Apesar do peso do pacote, um dos mais abrangentes anunciado pelo governo chinês nos últimos anos, notas emitidas por bancos e avaliações de analistas de mercado advertem que as medidas podem não ser suficientes para reverter a trajetória de baixo crescimento do país, marcada pela queda dos preços, consumo fraco, uma crise imobiliária incontrolável e tensões crescentes no comércio exterior.
“O raro corte simultâneo das taxas de reservas bancárias obrigatórias e da taxa de juros de curto prazo, de magnitude relativamente grande, e a orientação incomum sobre maior flexibilização da política fiscal indicaram preocupações crescentes dos decisores políticos sobre os ventos contrários ao crescimento”, diz nota divulgada pelo Goldman Sachs.
Outros analistas independentes reforçaram o alerta, afirmando que o governo chinês precisa controlar com mais firmeza a crise imobiliária e tomar medidas mais robustas para impulsionar o consumo, se quiser desencadear uma recuperação duradoura na economia que atenda a meta de crescimento do PIB de 5%, estipulada no início do ano.
O tom crítico após o pacote reflete o desafio vivido pelo governo chinês. Na prática, as medidas indicam uma mudança de curso na condução da economia, que vinha sendo focada no estímulo às exportações – em especial de veículos elétricos, baterias e outros bens -, na esperança de compensar o baixo consumo interno devido ao impacto gerada pela crise imobiliária, que atingiu o principal investimento das famílias chinesas.
Com o início do ciclo de queda de juros nos EUA, que fortaleceu o yuan, o pacote anunciado ajudou a inundar a economia interna de liquidez. Além da redução da taxa de juros, de 1,7% para 1,5% ao ano, a decisão de limitar as reservas obrigatórias dos bancos vai injetar o equivalente a US$ 142 bilhões em linhas de crédito.
Outras medidas surpreenderam pela quantidade de dinheiro disponibilizada para impulsionar a economia em várias frentes. No setor financeiro, foram criados dois fundos: um de 500 bilhões de yuans (US$ 70 bilhões) para ajudar corretores, companhias de seguros e fundos a comprar ações. Outro fundo, de 300 bilhões de yuans (US$ 42 bilhões), é destinado a ajudar as empresas a realizar recompras de ações.
Pesadelo imobiliário
A tentativa do BC chinês de estimular o mercado imobiliário foi considerada insuficiente para resolver a grave crise no setor. O BPoC reduziu os pagamentos iniciais de hipotecas para segundas habitações de 25% para 15%. A medida representa uma reversão da política oficial para conter a especulação imobiliária.
A compra de imóveis nas últimas décadas representou o maior investimento das famílias chinesas. Quando a bolha imobiliária estourou, após a pandemia, o governo dificultou o crédito para a compra de um segundo imóvel das famílias para investimento.
O Barclays estima que a crise imobiliária desde 2021 incinerou cerca de US$ 18 trilhões em riqueza familiar, o equivalente a cerca de US$ 60 mil por família.
· · · ·
:: O QUE FAZER ::
A) Segundo o trecho sobre o pacote econômico chinês, de quanto para quanto foi reduzida a taxa de juros?
B) Reproduza, do trecho sobre o pacote econômico chinês, a passagem compreendida entre "O tom crítico" e "linhas de crédito.", inclusive.

Dados armazenados:
· · · ·
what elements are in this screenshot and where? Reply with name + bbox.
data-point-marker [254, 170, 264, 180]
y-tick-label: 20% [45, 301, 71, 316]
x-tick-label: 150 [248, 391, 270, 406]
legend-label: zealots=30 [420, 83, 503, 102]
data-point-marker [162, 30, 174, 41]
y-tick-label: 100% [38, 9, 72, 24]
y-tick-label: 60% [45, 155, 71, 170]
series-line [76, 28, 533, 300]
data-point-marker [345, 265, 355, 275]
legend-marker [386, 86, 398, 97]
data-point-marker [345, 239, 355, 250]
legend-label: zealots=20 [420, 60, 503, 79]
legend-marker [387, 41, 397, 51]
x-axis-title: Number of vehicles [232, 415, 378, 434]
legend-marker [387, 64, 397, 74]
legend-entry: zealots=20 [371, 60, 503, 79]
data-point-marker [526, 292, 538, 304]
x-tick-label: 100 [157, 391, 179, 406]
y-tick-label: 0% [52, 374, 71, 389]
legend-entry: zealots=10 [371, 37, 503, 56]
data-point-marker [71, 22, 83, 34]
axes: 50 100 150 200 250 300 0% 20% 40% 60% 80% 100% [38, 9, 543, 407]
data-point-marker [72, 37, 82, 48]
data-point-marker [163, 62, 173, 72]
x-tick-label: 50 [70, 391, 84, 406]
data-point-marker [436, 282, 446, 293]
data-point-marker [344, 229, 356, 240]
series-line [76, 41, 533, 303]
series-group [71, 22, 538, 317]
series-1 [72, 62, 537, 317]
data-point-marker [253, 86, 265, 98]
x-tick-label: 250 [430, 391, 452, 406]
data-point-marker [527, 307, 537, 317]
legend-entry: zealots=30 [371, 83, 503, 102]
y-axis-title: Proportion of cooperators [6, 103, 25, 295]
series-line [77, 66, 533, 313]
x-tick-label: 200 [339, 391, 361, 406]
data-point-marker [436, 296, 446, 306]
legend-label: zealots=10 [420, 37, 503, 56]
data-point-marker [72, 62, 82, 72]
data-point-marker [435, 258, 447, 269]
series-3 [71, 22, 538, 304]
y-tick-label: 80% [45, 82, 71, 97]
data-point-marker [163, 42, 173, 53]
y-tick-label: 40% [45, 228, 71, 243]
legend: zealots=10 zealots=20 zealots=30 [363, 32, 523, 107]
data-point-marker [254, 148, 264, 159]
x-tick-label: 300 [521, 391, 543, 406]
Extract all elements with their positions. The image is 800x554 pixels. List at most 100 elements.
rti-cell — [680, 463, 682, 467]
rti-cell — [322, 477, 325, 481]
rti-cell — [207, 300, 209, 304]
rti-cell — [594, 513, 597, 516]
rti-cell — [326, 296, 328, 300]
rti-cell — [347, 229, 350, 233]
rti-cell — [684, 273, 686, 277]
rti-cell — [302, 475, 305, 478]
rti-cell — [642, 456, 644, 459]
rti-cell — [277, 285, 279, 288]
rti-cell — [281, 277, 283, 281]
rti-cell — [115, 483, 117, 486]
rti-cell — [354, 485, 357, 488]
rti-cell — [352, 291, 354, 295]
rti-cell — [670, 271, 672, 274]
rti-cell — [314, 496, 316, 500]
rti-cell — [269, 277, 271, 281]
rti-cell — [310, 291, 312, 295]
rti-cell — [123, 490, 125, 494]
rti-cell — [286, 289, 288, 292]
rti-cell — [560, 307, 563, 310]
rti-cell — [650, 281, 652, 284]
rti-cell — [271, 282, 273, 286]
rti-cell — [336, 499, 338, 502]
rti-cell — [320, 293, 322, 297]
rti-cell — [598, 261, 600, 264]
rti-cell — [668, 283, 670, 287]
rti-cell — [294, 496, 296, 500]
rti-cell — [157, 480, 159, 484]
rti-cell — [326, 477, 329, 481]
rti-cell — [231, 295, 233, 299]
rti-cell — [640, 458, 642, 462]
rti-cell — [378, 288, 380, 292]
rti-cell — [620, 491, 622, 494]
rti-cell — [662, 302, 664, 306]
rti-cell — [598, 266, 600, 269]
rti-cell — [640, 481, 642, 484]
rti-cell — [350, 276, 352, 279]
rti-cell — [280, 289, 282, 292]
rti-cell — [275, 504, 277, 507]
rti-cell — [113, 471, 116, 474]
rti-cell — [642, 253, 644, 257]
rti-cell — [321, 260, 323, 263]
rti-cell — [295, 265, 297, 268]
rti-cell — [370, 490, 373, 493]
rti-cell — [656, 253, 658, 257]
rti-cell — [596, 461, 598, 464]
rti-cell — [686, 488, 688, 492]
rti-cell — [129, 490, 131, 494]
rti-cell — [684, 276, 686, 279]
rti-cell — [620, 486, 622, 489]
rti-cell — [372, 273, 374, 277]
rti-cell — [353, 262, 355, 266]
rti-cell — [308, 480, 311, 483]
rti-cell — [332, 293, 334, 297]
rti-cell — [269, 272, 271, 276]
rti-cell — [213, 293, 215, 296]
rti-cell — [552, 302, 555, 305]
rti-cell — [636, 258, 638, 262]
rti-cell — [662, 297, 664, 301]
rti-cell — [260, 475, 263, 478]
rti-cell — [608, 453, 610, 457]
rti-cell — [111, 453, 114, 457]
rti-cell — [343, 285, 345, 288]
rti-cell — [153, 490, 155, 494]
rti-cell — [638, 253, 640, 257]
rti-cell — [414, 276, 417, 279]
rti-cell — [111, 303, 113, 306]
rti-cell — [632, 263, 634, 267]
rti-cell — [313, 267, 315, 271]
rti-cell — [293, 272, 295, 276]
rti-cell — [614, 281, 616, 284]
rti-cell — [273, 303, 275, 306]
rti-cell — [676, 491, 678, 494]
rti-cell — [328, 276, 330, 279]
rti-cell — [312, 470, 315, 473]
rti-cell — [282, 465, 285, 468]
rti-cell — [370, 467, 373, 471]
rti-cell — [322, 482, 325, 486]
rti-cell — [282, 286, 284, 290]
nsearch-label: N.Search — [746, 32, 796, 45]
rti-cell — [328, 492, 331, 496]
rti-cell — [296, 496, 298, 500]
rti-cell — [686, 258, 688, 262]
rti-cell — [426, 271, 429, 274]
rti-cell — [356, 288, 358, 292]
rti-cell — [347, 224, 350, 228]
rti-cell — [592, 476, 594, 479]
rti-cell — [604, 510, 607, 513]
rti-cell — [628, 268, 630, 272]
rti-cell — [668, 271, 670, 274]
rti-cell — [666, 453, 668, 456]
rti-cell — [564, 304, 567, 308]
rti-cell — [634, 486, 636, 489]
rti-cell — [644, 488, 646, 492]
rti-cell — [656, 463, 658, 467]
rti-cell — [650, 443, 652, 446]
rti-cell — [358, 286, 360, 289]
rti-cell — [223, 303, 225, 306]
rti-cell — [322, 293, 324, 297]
· · · ·
:: SOLUÇÕES PROPOSTAS ::
A) De 1,7% para 1,5% ao ano.

B)
O tom crítico após o pacote reflete o desafio vivido pelo governo chinês. Na prática, as medidas indicam uma mudança de curso na condução da economia, que vinha sendo focada no estímulo às exportações – em especial de veículos elétricos, baterias e outros bens -, na esperança de compensar o baixo consumo interno devido ao impacto gerada pela crise imobiliária, que atingiu o principal investimento das famílias chinesas.
Com o início do ciclo de queda de juros nos EUA, que fortaleceu o yuan, o pacote anunciado ajudou a inundar a economia interna de liquidez. Além da redução da taxa de juros, de 1,7% para 1,5% ao ano, a decisão de limitar as reservas obrigatórias dos bancos vai injetar o equivalente a US$ 142 bilhões em linhas de crédito.